Copy every line of the data in which the word "Luftqualitaet" occurs.

• Dataset rows
• • •

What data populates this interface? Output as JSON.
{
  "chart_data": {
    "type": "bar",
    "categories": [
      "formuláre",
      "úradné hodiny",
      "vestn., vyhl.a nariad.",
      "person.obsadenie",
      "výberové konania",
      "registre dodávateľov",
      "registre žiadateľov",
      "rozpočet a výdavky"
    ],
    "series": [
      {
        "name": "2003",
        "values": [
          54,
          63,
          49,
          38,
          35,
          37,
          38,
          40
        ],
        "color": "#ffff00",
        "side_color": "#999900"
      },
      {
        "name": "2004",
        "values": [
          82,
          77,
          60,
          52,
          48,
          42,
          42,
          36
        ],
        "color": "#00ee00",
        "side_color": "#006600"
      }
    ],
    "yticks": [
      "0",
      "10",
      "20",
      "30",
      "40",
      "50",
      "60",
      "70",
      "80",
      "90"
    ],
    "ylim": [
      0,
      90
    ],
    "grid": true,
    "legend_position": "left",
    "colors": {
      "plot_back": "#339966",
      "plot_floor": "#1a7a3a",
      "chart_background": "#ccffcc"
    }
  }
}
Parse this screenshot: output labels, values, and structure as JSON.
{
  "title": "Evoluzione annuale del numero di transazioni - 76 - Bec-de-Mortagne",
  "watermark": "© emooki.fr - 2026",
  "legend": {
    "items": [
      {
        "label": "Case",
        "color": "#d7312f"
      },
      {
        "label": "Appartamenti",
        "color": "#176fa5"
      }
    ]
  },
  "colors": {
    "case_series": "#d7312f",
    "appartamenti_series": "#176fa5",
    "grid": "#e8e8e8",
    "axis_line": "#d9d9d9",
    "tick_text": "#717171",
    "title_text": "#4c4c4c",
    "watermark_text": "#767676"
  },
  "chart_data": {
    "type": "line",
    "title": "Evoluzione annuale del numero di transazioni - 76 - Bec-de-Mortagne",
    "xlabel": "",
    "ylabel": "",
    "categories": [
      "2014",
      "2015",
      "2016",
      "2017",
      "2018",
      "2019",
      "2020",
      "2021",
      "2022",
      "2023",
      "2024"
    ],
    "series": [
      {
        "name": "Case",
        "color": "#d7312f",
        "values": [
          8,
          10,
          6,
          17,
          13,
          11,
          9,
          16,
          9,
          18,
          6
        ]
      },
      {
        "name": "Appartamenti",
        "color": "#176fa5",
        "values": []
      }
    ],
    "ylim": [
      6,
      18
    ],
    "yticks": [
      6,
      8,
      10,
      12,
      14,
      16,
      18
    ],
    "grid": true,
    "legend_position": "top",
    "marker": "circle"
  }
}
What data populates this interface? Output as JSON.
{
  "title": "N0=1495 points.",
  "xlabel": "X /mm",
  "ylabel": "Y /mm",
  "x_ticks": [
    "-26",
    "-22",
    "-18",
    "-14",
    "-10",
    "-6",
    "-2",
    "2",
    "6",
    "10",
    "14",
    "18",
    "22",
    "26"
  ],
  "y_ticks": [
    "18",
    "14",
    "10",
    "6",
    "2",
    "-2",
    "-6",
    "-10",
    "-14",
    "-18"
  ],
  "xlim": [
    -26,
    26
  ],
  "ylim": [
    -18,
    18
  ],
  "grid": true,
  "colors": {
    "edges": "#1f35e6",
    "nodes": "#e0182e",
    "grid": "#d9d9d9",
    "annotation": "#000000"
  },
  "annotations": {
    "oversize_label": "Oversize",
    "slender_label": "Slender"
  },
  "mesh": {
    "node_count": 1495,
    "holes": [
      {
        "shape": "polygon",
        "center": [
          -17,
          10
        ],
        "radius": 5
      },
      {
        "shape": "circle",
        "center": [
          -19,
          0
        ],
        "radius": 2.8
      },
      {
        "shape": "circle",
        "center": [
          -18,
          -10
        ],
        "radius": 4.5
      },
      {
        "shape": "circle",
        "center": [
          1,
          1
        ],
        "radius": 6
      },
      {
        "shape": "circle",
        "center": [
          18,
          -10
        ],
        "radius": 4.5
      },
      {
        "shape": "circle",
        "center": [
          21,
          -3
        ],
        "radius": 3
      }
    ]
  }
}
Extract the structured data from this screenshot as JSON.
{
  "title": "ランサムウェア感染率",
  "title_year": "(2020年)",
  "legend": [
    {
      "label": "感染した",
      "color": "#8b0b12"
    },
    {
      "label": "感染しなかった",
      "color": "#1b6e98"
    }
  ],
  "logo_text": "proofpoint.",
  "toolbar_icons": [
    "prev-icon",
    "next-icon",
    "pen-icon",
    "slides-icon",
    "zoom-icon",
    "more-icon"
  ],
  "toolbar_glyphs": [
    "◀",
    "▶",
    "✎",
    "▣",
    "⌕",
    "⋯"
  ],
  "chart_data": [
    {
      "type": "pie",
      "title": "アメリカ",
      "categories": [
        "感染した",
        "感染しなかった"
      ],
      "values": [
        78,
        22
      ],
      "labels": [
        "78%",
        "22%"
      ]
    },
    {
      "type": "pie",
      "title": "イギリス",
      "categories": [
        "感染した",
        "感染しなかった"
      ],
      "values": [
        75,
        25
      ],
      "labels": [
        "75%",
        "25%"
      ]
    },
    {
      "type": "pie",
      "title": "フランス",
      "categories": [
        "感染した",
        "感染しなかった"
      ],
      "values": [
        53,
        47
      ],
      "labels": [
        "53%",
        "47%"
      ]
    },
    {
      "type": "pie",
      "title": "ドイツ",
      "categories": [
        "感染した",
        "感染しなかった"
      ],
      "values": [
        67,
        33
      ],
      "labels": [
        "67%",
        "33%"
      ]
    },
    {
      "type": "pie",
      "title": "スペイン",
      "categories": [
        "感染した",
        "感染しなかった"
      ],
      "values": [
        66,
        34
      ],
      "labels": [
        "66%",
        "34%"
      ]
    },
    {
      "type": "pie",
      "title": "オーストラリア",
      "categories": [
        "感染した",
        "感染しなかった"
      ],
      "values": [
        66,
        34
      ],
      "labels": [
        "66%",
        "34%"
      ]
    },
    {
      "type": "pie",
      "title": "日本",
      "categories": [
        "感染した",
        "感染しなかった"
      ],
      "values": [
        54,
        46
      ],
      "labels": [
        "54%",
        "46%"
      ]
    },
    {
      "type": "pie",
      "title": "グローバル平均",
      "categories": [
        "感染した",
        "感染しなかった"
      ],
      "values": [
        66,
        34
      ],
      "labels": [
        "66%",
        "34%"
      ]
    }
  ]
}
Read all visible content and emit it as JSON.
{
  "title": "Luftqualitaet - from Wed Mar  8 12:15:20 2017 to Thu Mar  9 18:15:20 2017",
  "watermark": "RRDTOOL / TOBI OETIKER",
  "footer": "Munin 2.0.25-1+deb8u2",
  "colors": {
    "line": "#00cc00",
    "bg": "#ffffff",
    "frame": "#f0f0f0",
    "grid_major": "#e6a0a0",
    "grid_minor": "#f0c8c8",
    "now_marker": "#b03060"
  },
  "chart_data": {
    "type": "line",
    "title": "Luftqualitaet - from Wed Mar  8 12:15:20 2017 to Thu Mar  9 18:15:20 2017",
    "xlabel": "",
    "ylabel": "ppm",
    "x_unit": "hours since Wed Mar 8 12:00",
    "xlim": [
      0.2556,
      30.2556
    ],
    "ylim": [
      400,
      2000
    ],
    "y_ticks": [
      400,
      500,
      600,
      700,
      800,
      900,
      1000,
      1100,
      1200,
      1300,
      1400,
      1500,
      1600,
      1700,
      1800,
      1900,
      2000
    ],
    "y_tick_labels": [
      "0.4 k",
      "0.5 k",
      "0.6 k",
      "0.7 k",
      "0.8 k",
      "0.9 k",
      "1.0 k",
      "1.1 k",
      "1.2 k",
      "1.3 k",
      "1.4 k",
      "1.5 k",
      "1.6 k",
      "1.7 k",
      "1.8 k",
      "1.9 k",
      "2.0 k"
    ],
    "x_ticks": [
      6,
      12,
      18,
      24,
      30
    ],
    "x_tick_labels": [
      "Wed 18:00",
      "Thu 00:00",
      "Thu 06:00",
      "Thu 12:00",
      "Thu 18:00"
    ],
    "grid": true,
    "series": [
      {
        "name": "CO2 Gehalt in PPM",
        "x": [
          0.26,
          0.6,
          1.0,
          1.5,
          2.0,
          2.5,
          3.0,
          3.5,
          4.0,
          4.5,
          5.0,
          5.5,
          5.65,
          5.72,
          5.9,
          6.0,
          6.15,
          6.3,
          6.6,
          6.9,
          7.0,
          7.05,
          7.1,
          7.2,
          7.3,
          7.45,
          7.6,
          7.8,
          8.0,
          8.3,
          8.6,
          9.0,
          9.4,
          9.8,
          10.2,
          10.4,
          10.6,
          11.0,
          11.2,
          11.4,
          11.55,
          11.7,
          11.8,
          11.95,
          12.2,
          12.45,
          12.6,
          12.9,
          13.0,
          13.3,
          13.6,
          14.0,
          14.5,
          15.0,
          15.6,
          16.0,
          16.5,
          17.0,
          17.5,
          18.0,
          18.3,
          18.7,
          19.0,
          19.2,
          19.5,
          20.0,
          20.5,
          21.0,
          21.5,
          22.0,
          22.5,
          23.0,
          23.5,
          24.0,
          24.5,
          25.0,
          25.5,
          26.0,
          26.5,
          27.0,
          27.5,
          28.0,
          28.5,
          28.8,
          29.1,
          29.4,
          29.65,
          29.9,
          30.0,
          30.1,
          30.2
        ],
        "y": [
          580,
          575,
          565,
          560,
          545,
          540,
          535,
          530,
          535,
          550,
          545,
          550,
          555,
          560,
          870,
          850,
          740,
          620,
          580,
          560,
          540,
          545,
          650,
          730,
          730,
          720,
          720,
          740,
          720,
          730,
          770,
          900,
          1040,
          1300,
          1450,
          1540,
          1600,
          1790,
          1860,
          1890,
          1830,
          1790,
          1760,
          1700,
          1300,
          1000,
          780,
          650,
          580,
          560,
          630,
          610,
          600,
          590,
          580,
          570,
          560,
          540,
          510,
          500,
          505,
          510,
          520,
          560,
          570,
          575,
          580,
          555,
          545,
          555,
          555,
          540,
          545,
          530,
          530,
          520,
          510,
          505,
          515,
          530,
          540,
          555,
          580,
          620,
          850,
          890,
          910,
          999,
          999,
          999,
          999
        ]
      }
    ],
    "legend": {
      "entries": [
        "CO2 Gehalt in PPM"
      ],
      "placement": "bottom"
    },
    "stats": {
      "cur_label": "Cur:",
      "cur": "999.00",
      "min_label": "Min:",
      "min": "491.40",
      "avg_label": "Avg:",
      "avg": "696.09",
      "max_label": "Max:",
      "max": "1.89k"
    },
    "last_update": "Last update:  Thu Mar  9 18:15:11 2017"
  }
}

• • •

• Full response
  "title": "Luftqualitaet - from Wed Mar  8 12:15:20 2017 to Thu Mar  9 18:15:20 2017",
    "title": "Luftqualitaet - from Wed Mar  8 12:15:20 2017 to Thu Mar  9 18:15:20 2017",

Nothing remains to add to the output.